(Dataset entries)
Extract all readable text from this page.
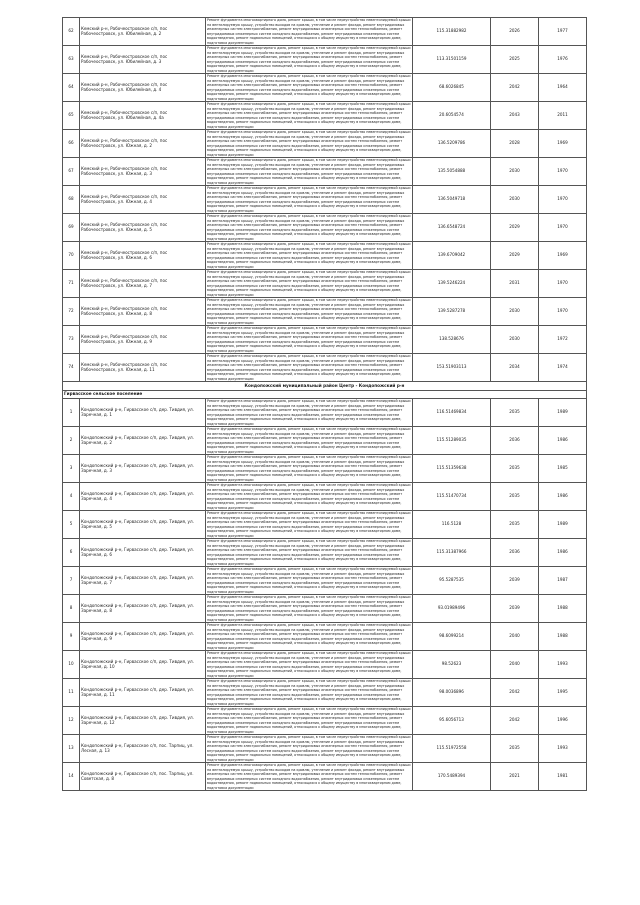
62	Кемский р-н, Рабочеостровское с/п, пос Рабочеостровск, ул. Юбилейная, д. 2	Ремонт фундамента многоквартирного дома, ремонт крыши, в том числе переустройство невентилируемой крыши на вентилируемую крышу, устройство выходов на кровлю, утепление и ремонт фасада, ремонт внутридомовых инженерных систем электроснабжения, ремонт внутридомовых инженерных систем теплоснабжения, ремонт внутридомовых инженерных систем холодного водоснабжения, ремонт внутридомовых инженерных систем водоотведения, ремонт подвальных помещений, относящихся к общему имуществу в многоквартирном доме, подготовка документации	115.31882982	2026	1977
63	Кемский р-н, Рабочеостровское с/п, пос Рабочеостровск, ул. Юбилейная, д. 3	Ремонт фундамента многоквартирного дома, ремонт крыши, в том числе переустройство невентилируемой крыши на вентилируемую крышу, устройство выходов на кровлю, утепление и ремонт фасада, ремонт внутридомовых инженерных систем электроснабжения, ремонт внутридомовых инженерных систем теплоснабжения, ремонт внутридомовых инженерных систем холодного водоснабжения, ремонт внутридомовых инженерных систем водоотведения, ремонт подвальных помещений, относящихся к общему имуществу в многоквартирном доме, подготовка документации	113.31501159	2025	1976
64	Кемский р-н, Рабочеостровское с/п, пос Рабочеостровск, ул. Юбилейная, д. 4	Ремонт фундамента многоквартирного дома, ремонт крыши, в том числе переустройство невентилируемой крыши на вентилируемую крышу, устройство выходов на кровлю, утепление и ремонт фасада, ремонт внутридомовых инженерных систем электроснабжения, ремонт внутридомовых инженерных систем теплоснабжения, ремонт внутридомовых инженерных систем холодного водоснабжения, ремонт внутридомовых инженерных систем водоотведения, ремонт подвальных помещений, относящихся к общему имуществу в многоквартирном доме, подготовка документации	68.6026845	2042	1964
65	Кемский р-н, Рабочеостровское с/п, пос Рабочеостровск, ул. Юбилейная, д. 4а	Ремонт фундамента многоквартирного дома, ремонт крыши, в том числе переустройство невентилируемой крыши на вентилируемую крышу, устройство выходов на кровлю, утепление и ремонт фасада, ремонт внутридомовых инженерных систем электроснабжения, ремонт внутридомовых инженерных систем теплоснабжения, ремонт внутридомовых инженерных систем холодного водоснабжения, ремонт внутридомовых инженерных систем водоотведения, ремонт подвальных помещений, относящихся к общему имуществу в многоквартирном доме, подготовка документации	20.6054574	2043	2011
66	Кемский р-н, Рабочеостровское с/п, пос Рабочеостровск, ул. Южная, д. 2	Ремонт фундамента многоквартирного дома, ремонт крыши, в том числе переустройство невентилируемой крыши на вентилируемую крышу, устройство выходов на кровлю, утепление и ремонт фасада, ремонт внутридомовых инженерных систем электроснабжения, ремонт внутридомовых инженерных систем теплоснабжения, ремонт внутридомовых инженерных систем холодного водоснабжения, ремонт внутридомовых инженерных систем водоотведения, ремонт подвальных помещений, относящихся к общему имуществу в многоквартирном доме, подготовка документации	136.5209786	2028	1969
67	Кемский р-н, Рабочеостровское с/п, пос Рабочеостровск, ул. Южная, д. 3	Ремонт фундамента многоквартирного дома, ремонт крыши, в том числе переустройство невентилируемой крыши на вентилируемую крышу, устройство выходов на кровлю, утепление и ремонт фасада, ремонт внутридомовых инженерных систем электроснабжения, ремонт внутридомовых инженерных систем теплоснабжения, ремонт внутридомовых инженерных систем холодного водоснабжения, ремонт внутридомовых инженерных систем водоотведения, ремонт подвальных помещений, относящихся к общему имуществу в многоквартирном доме, подготовка документации	135.5054888	2030	1970
68	Кемский р-н, Рабочеостровское с/п, пос Рабочеостровск, ул. Южная, д. 4	Ремонт фундамента многоквартирного дома, ремонт крыши, в том числе переустройство невентилируемой крыши на вентилируемую крышу, устройство выходов на кровлю, утепление и ремонт фасада, ремонт внутридомовых инженерных систем электроснабжения, ремонт внутридомовых инженерных систем теплоснабжения, ремонт внутридомовых инженерных систем холодного водоснабжения, ремонт внутридомовых инженерных систем водоотведения, ремонт подвальных помещений, относящихся к общему имуществу в многоквартирном доме, подготовка документации	136.5049718	2030	1970
69	Кемский р-н, Рабочеостровское с/п, пос Рабочеостровск, ул. Южная, д. 5	Ремонт фундамента многоквартирного дома, ремонт крыши, в том числе переустройство невентилируемой крыши на вентилируемую крышу, устройство выходов на кровлю, утепление и ремонт фасада, ремонт внутридомовых инженерных систем электроснабжения, ремонт внутридомовых инженерных систем теплоснабжения, ремонт внутридомовых инженерных систем холодного водоснабжения, ремонт внутридомовых инженерных систем водоотведения, ремонт подвальных помещений, относящихся к общему имуществу в многоквартирном доме, подготовка документации	136.6548724	2029	1970
70	Кемский р-н, Рабочеостровское с/п, пос Рабочеостровск, ул. Южная, д. 6	Ремонт фундамента многоквартирного дома, ремонт крыши, в том числе переустройство невентилируемой крыши на вентилируемую крышу, устройство выходов на кровлю, утепление и ремонт фасада, ремонт внутридомовых инженерных систем электроснабжения, ремонт внутридомовых инженерных систем теплоснабжения, ремонт внутридомовых инженерных систем холодного водоснабжения, ремонт внутридомовых инженерных систем водоотведения, ремонт подвальных помещений, относящихся к общему имуществу в многоквартирном доме, подготовка документации	139.6709042	2029	1969
71	Кемский р-н, Рабочеостровское с/п, пос Рабочеостровск, ул. Южная, д. 7	Ремонт фундамента многоквартирного дома, ремонт крыши, в том числе переустройство невентилируемой крыши на вентилируемую крышу, устройство выходов на кровлю, утепление и ремонт фасада, ремонт внутридомовых инженерных систем электроснабжения, ремонт внутридомовых инженерных систем теплоснабжения, ремонт внутридомовых инженерных систем холодного водоснабжения, ремонт внутридомовых инженерных систем водоотведения, ремонт подвальных помещений, относящихся к общему имуществу в многоквартирном доме, подготовка документации	139.5246224	2031	1970
72	Кемский р-н, Рабочеостровское с/п, пос Рабочеостровск, ул. Южная, д. 8	Ремонт фундамента многоквартирного дома, ремонт крыши, в том числе переустройство невентилируемой крыши на вентилируемую крышу, устройство выходов на кровлю, утепление и ремонт фасада, ремонт внутридомовых инженерных систем электроснабжения, ремонт внутридомовых инженерных систем теплоснабжения, ремонт внутридомовых инженерных систем холодного водоснабжения, ремонт внутридомовых инженерных систем водоотведения, ремонт подвальных помещений, относящихся к общему имуществу в многоквартирном доме, подготовка документации	139.5287278	2030	1970
73	Кемский р-н, Рабочеостровское с/п, пос Рабочеостровск, ул. Южная, д. 9	Ремонт фундамента многоквартирного дома, ремонт крыши, в том числе переустройство невентилируемой крыши на вентилируемую крышу, устройство выходов на кровлю, утепление и ремонт фасада, ремонт внутридомовых инженерных систем электроснабжения, ремонт внутридомовых инженерных систем теплоснабжения, ремонт внутридомовых инженерных систем холодного водоснабжения, ремонт внутридомовых инженерных систем водоотведения, ремонт подвальных помещений, относящихся к общему имуществу в многоквартирном доме, подготовка документации	138.528676	2030	1972
74	Кемский р-н, Рабочеостровское с/п, пос Рабочеостровск, ул. Южная, д. 11	Ремонт фундамента многоквартирного дома, ремонт крыши, в том числе переустройство невентилируемой крыши на вентилируемую крышу, устройство выходов на кровлю, утепление и ремонт фасада, ремонт внутридомовых инженерных систем электроснабжения, ремонт внутридомовых инженерных систем теплоснабжения, ремонт внутридомовых инженерных систем холодного водоснабжения, ремонт внутридомовых инженерных систем водоотведения, ремонт подвальных помещений, относящихся к общему имуществу в многоквартирном доме, подготовка документации	153.51903113	2034	1974
Кондопожский муниципальный район Центр - Кондопожский р-н					
Гирвасское сельское поселение					
1	Кондопожский р-н, Гирвасское с/п, дер. Тивдия, ул. Заречная, д. 1	Ремонт фундамента многоквартирного дома, ремонт крыши, в том числе переустройство невентилируемой крыши на вентилируемую крышу, устройство выходов на кровлю, утепление и ремонт фасада, ремонт внутридомовых инженерных систем электроснабжения, ремонт внутридомовых инженерных систем теплоснабжения, ремонт внутридомовых инженерных систем холодного водоснабжения, ремонт внутридомовых инженерных систем водоотведения, ремонт подвальных помещений, относящихся к общему имуществу в многоквартирном доме, подготовка документации	116.51469834	2035	1989
2	Кондопожский р-н, Гирвасское с/п, дер. Тивдия, ул. Заречная, д. 2	Ремонт фундамента многоквартирного дома, ремонт крыши, в том числе переустройство невентилируемой крыши на вентилируемую крышу, устройство выходов на кровлю, утепление и ремонт фасада, ремонт внутридомовых инженерных систем электроснабжения, ремонт внутридомовых инженерных систем теплоснабжения, ремонт внутридомовых инженерных систем холодного водоснабжения, ремонт внутридомовых инженерных систем водоотведения, ремонт подвальных помещений, относящихся к общему имуществу в многоквартирном доме, подготовка документации	115.51289035	2036	1986
3	Кондопожский р-н, Гирвасское с/п, дер. Тивдия, ул. Заречная, д. 3	Ремонт фундамента многоквартирного дома, ремонт крыши, в том числе переустройство невентилируемой крыши на вентилируемую крышу, устройство выходов на кровлю, утепление и ремонт фасада, ремонт внутридомовых инженерных систем электроснабжения, ремонт внутридомовых инженерных систем теплоснабжения, ремонт внутридомовых инженерных систем холодного водоснабжения, ремонт внутридомовых инженерных систем водоотведения, ремонт подвальных помещений, относящихся к общему имуществу в многоквартирном доме, подготовка документации	115.51359638	2035	1985
4	Кондопожский р-н, Гирвасское с/п, дер. Тивдия, ул. Заречная, д. 4	Ремонт фундамента многоквартирного дома, ремонт крыши, в том числе переустройство невентилируемой крыши на вентилируемую крышу, устройство выходов на кровлю, утепление и ремонт фасада, ремонт внутридомовых инженерных систем электроснабжения, ремонт внутридомовых инженерных систем теплоснабжения, ремонт внутридомовых инженерных систем холодного водоснабжения, ремонт внутридомовых инженерных систем водоотведения, ремонт подвальных помещений, относящихся к общему имуществу в многоквартирном доме, подготовка документации	115.51470734	2035	1986
5	Кондопожский р-н, Гирвасское с/п, дер. Тивдия, ул. Заречная, д. 5	Ремонт фундамента многоквартирного дома, ремонт крыши, в том числе переустройство невентилируемой крыши на вентилируемую крышу, устройство выходов на кровлю, утепление и ремонт фасада, ремонт внутридомовых инженерных систем электроснабжения, ремонт внутридомовых инженерных систем теплоснабжения, ремонт внутридомовых инженерных систем холодного водоснабжения, ремонт внутридомовых инженерных систем водоотведения, ремонт подвальных помещений, относящихся к общему имуществу в многоквартирном доме, подготовка документации	116.5128	2035	1989
6	Кондопожский р-н, Гирвасское с/п, дер. Тивдия, ул. Заречная, д. 6	Ремонт фундамента многоквартирного дома, ремонт крыши, в том числе переустройство невентилируемой крыши на вентилируемую крышу, устройство выходов на кровлю, утепление и ремонт фасада, ремонт внутридомовых инженерных систем электроснабжения, ремонт внутридомовых инженерных систем теплоснабжения, ремонт внутридомовых инженерных систем холодного водоснабжения, ремонт внутридомовых инженерных систем водоотведения, ремонт подвальных помещений, относящихся к общему имуществу в многоквартирном доме, подготовка документации	115.31387966	2036	1986
7	Кондопожский р-н, Гирвасское с/п, дер. Тивдия, ул. Заречная, д. 7	Ремонт фундамента многоквартирного дома, ремонт крыши, в том числе переустройство невентилируемой крыши на вентилируемую крышу, устройство выходов на кровлю, утепление и ремонт фасада, ремонт внутридомовых инженерных систем электроснабжения, ремонт внутридомовых инженерных систем теплоснабжения, ремонт внутридомовых инженерных систем холодного водоснабжения, ремонт внутридомовых инженерных систем водоотведения, ремонт подвальных помещений, относящихся к общему имуществу в многоквартирном доме, подготовка документации	95.5287535	2039	1987
8	Кондопожский р-н, Гирвасское с/п, дер. Тивдия, ул. Заречная, д. 8	Ремонт фундамента многоквартирного дома, ремонт крыши, в том числе переустройство невентилируемой крыши на вентилируемую крышу, устройство выходов на кровлю, утепление и ремонт фасада, ремонт внутридомовых инженерных систем электроснабжения, ремонт внутридомовых инженерных систем теплоснабжения, ремонт внутридомовых инженерных систем холодного водоснабжения, ремонт внутридомовых инженерных систем водоотведения, ремонт подвальных помещений, относящихся к общему имуществу в многоквартирном доме, подготовка документации	93.01989496	2039	1988
9	Кондопожский р-н, Гирвасское с/п, дер. Тивдия, ул. Заречная, д. 9	Ремонт фундамента многоквартирного дома, ремонт крыши, в том числе переустройство невентилируемой крыши на вентилируемую крышу, устройство выходов на кровлю, утепление и ремонт фасада, ремонт внутридомовых инженерных систем электроснабжения, ремонт внутридомовых инженерных систем теплоснабжения, ремонт внутридомовых инженерных систем холодного водоснабжения, ремонт внутридомовых инженерных систем водоотведения, ремонт подвальных помещений, относящихся к общему имуществу в многоквартирном доме, подготовка документации	98.6099214	2040	1988
10	Кондопожский р-н, Гирвасское с/п, дер. Тивдия, ул. Заречная, д. 10	Ремонт фундамента многоквартирного дома, ремонт крыши, в том числе переустройство невентилируемой крыши на вентилируемую крышу, устройство выходов на кровлю, утепление и ремонт фасада, ремонт внутридомовых инженерных систем электроснабжения, ремонт внутридомовых инженерных систем теплоснабжения, ремонт внутридомовых инженерных систем холодного водоснабжения, ремонт внутридомовых инженерных систем водоотведения, ремонт подвальных помещений, относящихся к общему имуществу в многоквартирном доме, подготовка документации	98.52623	2040	1993
11	Кондопожский р-н, Гирвасское с/п, дер. Тивдия, ул. Заречная, д. 11	Ремонт фундамента многоквартирного дома, ремонт крыши, в том числе переустройство невентилируемой крыши на вентилируемую крышу, устройство выходов на кровлю, утепление и ремонт фасада, ремонт внутридомовых инженерных систем электроснабжения, ремонт внутридомовых инженерных систем теплоснабжения, ремонт внутридомовых инженерных систем холодного водоснабжения, ремонт внутридомовых инженерных систем водоотведения, ремонт подвальных помещений, относящихся к общему имуществу в многоквартирном доме, подготовка документации	98.0036896	2042	1995
12	Кондопожский р-н, Гирвасское с/п, дер. Тивдия, ул. Заречная, д. 12	Ремонт фундамента многоквартирного дома, ремонт крыши, в том числе переустройство невентилируемой крыши на вентилируемую крышу, устройство выходов на кровлю, утепление и ремонт фасада, ремонт внутридомовых инженерных систем электроснабжения, ремонт внутридомовых инженерных систем теплоснабжения, ремонт внутридомовых инженерных систем холодного водоснабжения, ремонт внутридомовых инженерных систем водоотведения, ремонт подвальных помещений, относящихся к общему имуществу в многоквартирном доме, подготовка документации	95.6056713	2042	1996
13	Кондопожский р-н, Гирвасское с/п, пос. Тарпиц, ул. Лесная, д. 13	Ремонт фундамента многоквартирного дома, ремонт крыши, в том числе переустройство невентилируемой крыши на вентилируемую крышу, устройство выходов на кровлю, утепление и ремонт фасада, ремонт внутридомовых инженерных систем электроснабжения, ремонт внутридомовых инженерных систем теплоснабжения, ремонт внутридомовых инженерных систем холодного водоснабжения, ремонт внутридомовых инженерных систем водоотведения, ремонт подвальных помещений, относящихся к общему имуществу в многоквартирном доме, подготовка документации	115.51972558	2035	1993
14	Кондопожский р-н, Гирвасское с/п, пос. Тарпиц, ул. Советская, д. 8	Ремонт фундамента многоквартирного дома, ремонт крыши, в том числе переустройство невентилируемой крыши на вентилируемую крышу, устройство выходов на кровлю, утепление и ремонт фасада, ремонт внутридомовых инженерных систем электроснабжения, ремонт внутридомовых инженерных систем теплоснабжения, ремонт внутридомовых инженерных систем холодного водоснабжения, ремонт внутридомовых инженерных систем водоотведения, ремонт подвальных помещений, относящихся к общему имуществу в многоквартирном доме, подготовка документации	170.5489394	2021	1981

_WHAT YOU ARE ASKED TO DO_
Locate all lines in the listing above with the word "Тарпиц". Copy them.

_RESPONSE TO THE TASK_
13	Кондопожский р-н, Гирвасское с/п, пос. Тарпиц, ул. Лесная, д. 13	Ремонт фундамента многоквартирного дома, ремонт крыши, в том числе переустройство невентилируемой крыши на вентилируемую крышу, устройство выходов на кровлю, утепление и ремонт фасада, ремонт внутридомовых инженерных систем электроснабжения, ремонт внутридомовых инженерных систем теплоснабжения, ремонт внутридомовых инженерных систем холодного водоснабжения, ремонт внутридомовых инженерных систем водоотведения, ремонт подвальных помещений, относящихся к общему имуществу в многоквартирном доме, подготовка документации	115.51972558	2035	1993
14	Кондопожский р-н, Гирвасское с/п, пос. Тарпиц, ул. Советская, д. 8	Ремонт фундамента многоквартирного дома, ремонт крыши, в том числе переустройство невентилируемой крыши на вентилируемую крышу, устройство выходов на кровлю, утепление и ремонт фасада, ремонт внутридомовых инженерных систем электроснабжения, ремонт внутридомовых инженерных систем теплоснабжения, ремонт внутридомовых инженерных систем холодного водоснабжения, ремонт внутридомовых инженерных систем водоотведения, ремонт подвальных помещений, относящихся к общему имуществу в многоквартирном доме, подготовка документации	170.5489394	2021	1981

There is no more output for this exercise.